- _Information provided_:
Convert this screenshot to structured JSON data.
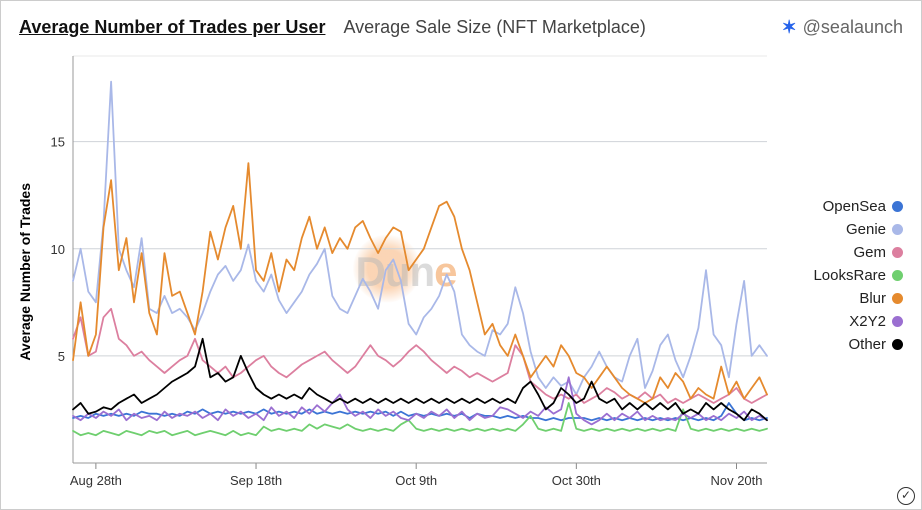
{
  "header": {
    "tab_active": "Average Number of Trades per User",
    "tab_inactive": "Average Sale Size (NFT Marketplace)",
    "handle": "@sealaunch",
    "logo_color": "#2563eb"
  },
  "chart": {
    "type": "line",
    "y_label": "Average Number of Trades",
    "ylim": [
      0,
      19
    ],
    "yticks": [
      5,
      10,
      15
    ],
    "x_categories": [
      "Aug 28th",
      "Sep 18th",
      "Oct 9th",
      "Oct 30th",
      "Nov 20th"
    ],
    "x_tick_indices": [
      3,
      24,
      45,
      66,
      87
    ],
    "n_points": 92,
    "background_color": "#ffffff",
    "grid_color": "#cfd3d8",
    "axis_fontsize": 13,
    "label_fontsize": 14,
    "line_width": 1.8,
    "watermark": "Dune",
    "series": [
      {
        "name": "OpenSea",
        "color": "#3b74d5",
        "values": [
          2.1,
          2.2,
          2.1,
          2.3,
          2.2,
          2.3,
          2.2,
          2.3,
          2.2,
          2.4,
          2.3,
          2.3,
          2.2,
          2.3,
          2.2,
          2.4,
          2.3,
          2.5,
          2.3,
          2.4,
          2.3,
          2.4,
          2.3,
          2.4,
          2.3,
          2.5,
          2.3,
          2.4,
          2.3,
          2.4,
          2.3,
          2.5,
          2.3,
          2.4,
          2.3,
          2.4,
          2.3,
          2.4,
          2.3,
          2.4,
          2.3,
          2.4,
          2.2,
          2.4,
          2.2,
          2.3,
          2.2,
          2.3,
          2.2,
          2.3,
          2.2,
          2.3,
          2.1,
          2.3,
          2.2,
          2.2,
          2.1,
          2.2,
          2.1,
          2.2,
          2.1,
          2.1,
          2.0,
          2.1,
          2.0,
          2.1,
          2.1,
          2.1,
          2.0,
          2.1,
          2.0,
          2.1,
          2.0,
          2.1,
          2.0,
          2.1,
          2.0,
          2.1,
          2.0,
          2.1,
          2.0,
          2.1,
          2.0,
          2.1,
          2.0,
          2.2,
          2.8,
          2.3,
          2.0,
          2.1,
          2.0,
          2.1
        ]
      },
      {
        "name": "Genie",
        "color": "#a9b8e8",
        "values": [
          8.5,
          10.0,
          8.0,
          7.5,
          11.2,
          17.8,
          10.0,
          9.0,
          8.2,
          10.5,
          7.2,
          7.0,
          7.8,
          7.0,
          7.2,
          6.8,
          6.2,
          7.0,
          8.0,
          8.8,
          9.2,
          8.5,
          9.0,
          10.2,
          8.5,
          8.0,
          8.8,
          7.6,
          7.0,
          7.5,
          8.0,
          8.8,
          9.3,
          10.0,
          7.8,
          7.2,
          7.0,
          7.8,
          8.6,
          8.0,
          7.2,
          9.0,
          9.5,
          8.5,
          6.5,
          6.0,
          6.8,
          7.2,
          7.8,
          8.8,
          8.0,
          6.0,
          5.5,
          5.2,
          5.0,
          6.2,
          6.0,
          6.5,
          8.2,
          7.0,
          5.2,
          4.0,
          3.5,
          4.0,
          3.6,
          3.8,
          3.2,
          4.0,
          4.5,
          5.2,
          4.5,
          4.0,
          3.8,
          5.0,
          5.8,
          3.5,
          4.3,
          5.5,
          6.0,
          4.8,
          4.0,
          5.0,
          6.3,
          9.0,
          6.0,
          5.5,
          4.0,
          6.5,
          8.5,
          5.0,
          5.5,
          5.0
        ]
      },
      {
        "name": "Gem",
        "color": "#dc7f9f",
        "values": [
          5.8,
          6.8,
          5.0,
          5.2,
          6.8,
          7.2,
          5.8,
          5.5,
          5.0,
          5.2,
          4.8,
          4.5,
          4.2,
          4.5,
          4.8,
          5.0,
          5.8,
          4.8,
          4.5,
          4.2,
          4.5,
          4.0,
          4.2,
          4.5,
          4.8,
          5.0,
          4.5,
          4.2,
          4.0,
          4.3,
          4.6,
          4.8,
          5.0,
          5.2,
          4.8,
          4.5,
          4.2,
          4.5,
          5.0,
          5.5,
          5.0,
          4.8,
          4.5,
          4.8,
          5.2,
          5.5,
          5.2,
          4.8,
          4.5,
          4.2,
          4.5,
          4.3,
          4.0,
          4.2,
          4.0,
          3.8,
          4.0,
          4.2,
          5.5,
          5.0,
          3.8,
          3.5,
          3.2,
          3.0,
          3.2,
          3.0,
          3.2,
          2.8,
          3.0,
          3.2,
          3.5,
          3.3,
          3.0,
          3.2,
          3.0,
          3.3,
          3.0,
          3.2,
          2.8,
          3.0,
          2.8,
          3.0,
          3.2,
          3.0,
          2.8,
          3.0,
          3.2,
          3.5,
          3.0,
          2.8,
          3.0,
          3.2
        ]
      },
      {
        "name": "LooksRare",
        "color": "#6fcf6f",
        "values": [
          1.5,
          1.3,
          1.4,
          1.3,
          1.5,
          1.4,
          1.3,
          1.5,
          1.4,
          1.3,
          1.5,
          1.4,
          1.5,
          1.3,
          1.4,
          1.5,
          1.3,
          1.4,
          1.5,
          1.4,
          1.3,
          1.5,
          1.3,
          1.4,
          1.3,
          1.7,
          1.5,
          1.6,
          1.5,
          1.6,
          1.5,
          1.8,
          1.6,
          1.8,
          1.7,
          1.6,
          1.8,
          1.6,
          1.5,
          1.6,
          1.5,
          1.6,
          1.5,
          1.8,
          2.0,
          1.6,
          1.5,
          1.6,
          1.5,
          1.6,
          1.5,
          1.6,
          1.5,
          1.6,
          1.5,
          1.6,
          1.5,
          1.6,
          1.5,
          1.8,
          2.2,
          1.6,
          1.5,
          1.6,
          1.5,
          2.8,
          1.6,
          1.5,
          1.6,
          1.5,
          1.6,
          1.5,
          1.6,
          1.5,
          1.6,
          1.5,
          1.6,
          1.5,
          1.6,
          1.5,
          2.5,
          1.6,
          1.5,
          1.6,
          1.5,
          1.6,
          1.5,
          1.6,
          1.5,
          1.6,
          1.5,
          1.6
        ]
      },
      {
        "name": "Blur",
        "color": "#e58a2e",
        "values": [
          4.8,
          7.5,
          5.0,
          6.0,
          11.0,
          13.2,
          9.0,
          10.5,
          7.5,
          9.8,
          7.0,
          6.0,
          9.8,
          7.8,
          8.0,
          7.0,
          6.0,
          8.0,
          10.8,
          9.5,
          11.0,
          12.0,
          10.0,
          14.0,
          9.0,
          8.5,
          9.8,
          8.0,
          9.5,
          9.0,
          10.5,
          11.5,
          10.0,
          11.0,
          9.8,
          10.5,
          10.0,
          11.0,
          11.3,
          10.5,
          9.8,
          10.5,
          11.0,
          10.8,
          9.0,
          9.5,
          10.0,
          11.0,
          12.0,
          12.2,
          11.5,
          10.0,
          9.0,
          7.5,
          6.0,
          6.5,
          5.5,
          5.0,
          6.0,
          5.0,
          4.0,
          4.5,
          5.0,
          4.5,
          5.5,
          5.0,
          4.2,
          4.0,
          3.5,
          4.0,
          4.5,
          4.0,
          3.5,
          3.2,
          3.0,
          2.8,
          3.0,
          4.0,
          3.5,
          4.2,
          3.8,
          3.0,
          3.5,
          3.2,
          3.0,
          4.5,
          3.2,
          3.8,
          3.0,
          3.5,
          4.0,
          3.2
        ]
      },
      {
        "name": "X2Y2",
        "color": "#9b6fd1",
        "values": [
          2.2,
          2.0,
          2.3,
          2.1,
          2.4,
          2.2,
          2.5,
          2.0,
          2.3,
          2.1,
          2.2,
          2.0,
          2.4,
          2.1,
          2.3,
          2.2,
          2.4,
          2.1,
          2.3,
          2.0,
          2.5,
          2.2,
          2.4,
          2.1,
          2.3,
          2.0,
          2.6,
          2.2,
          2.4,
          2.1,
          2.6,
          2.3,
          2.7,
          2.4,
          2.8,
          3.2,
          2.5,
          2.2,
          2.4,
          2.1,
          2.5,
          2.2,
          2.4,
          2.1,
          2.0,
          2.3,
          2.1,
          2.4,
          2.2,
          2.5,
          2.1,
          2.4,
          2.0,
          2.3,
          2.1,
          2.2,
          2.6,
          2.5,
          2.3,
          2.1,
          2.4,
          2.2,
          2.6,
          2.3,
          2.5,
          4.0,
          2.3,
          2.0,
          1.8,
          2.0,
          2.3,
          2.0,
          2.3,
          2.1,
          2.4,
          2.0,
          2.2,
          2.0,
          2.1,
          2.0,
          2.3,
          2.1,
          2.3,
          2.0,
          2.2,
          2.0,
          2.3,
          2.1,
          2.4,
          2.0,
          2.2,
          2.0
        ]
      },
      {
        "name": "Other",
        "color": "#000000",
        "values": [
          2.5,
          2.8,
          2.3,
          2.4,
          2.6,
          2.5,
          2.8,
          3.0,
          3.2,
          2.8,
          3.0,
          3.2,
          3.5,
          3.8,
          4.0,
          4.2,
          4.5,
          5.8,
          4.0,
          4.2,
          3.8,
          4.0,
          5.0,
          4.2,
          3.5,
          3.2,
          3.0,
          3.2,
          3.0,
          3.2,
          3.0,
          3.5,
          3.2,
          3.0,
          2.8,
          3.0,
          2.8,
          3.0,
          2.8,
          3.0,
          2.8,
          3.0,
          2.8,
          3.0,
          2.8,
          3.0,
          2.8,
          3.0,
          2.8,
          3.0,
          2.8,
          3.0,
          2.8,
          3.0,
          2.8,
          3.0,
          2.8,
          3.0,
          2.8,
          3.5,
          3.8,
          3.2,
          2.5,
          2.8,
          3.5,
          3.2,
          2.8,
          3.0,
          3.8,
          3.0,
          2.8,
          3.0,
          2.5,
          2.8,
          2.5,
          2.8,
          2.5,
          2.8,
          2.5,
          2.8,
          2.3,
          2.5,
          2.3,
          2.8,
          2.5,
          2.8,
          2.5,
          2.3,
          2.0,
          2.5,
          2.3,
          2.0
        ]
      }
    ]
  },
  "legend": {
    "items": [
      {
        "label": "OpenSea",
        "color": "#3b74d5"
      },
      {
        "label": "Genie",
        "color": "#a9b8e8"
      },
      {
        "label": "Gem",
        "color": "#dc7f9f"
      },
      {
        "label": "LooksRare",
        "color": "#6fcf6f"
      },
      {
        "label": "Blur",
        "color": "#e58a2e"
      },
      {
        "label": "X2Y2",
        "color": "#9b6fd1"
      },
      {
        "label": "Other",
        "color": "#000000"
      }
    ]
  }
}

- _Aim of the task_: Lines containing the string "Trades" should be counted; reply with their number and nothing more.

- _Answer to the exercise_: 2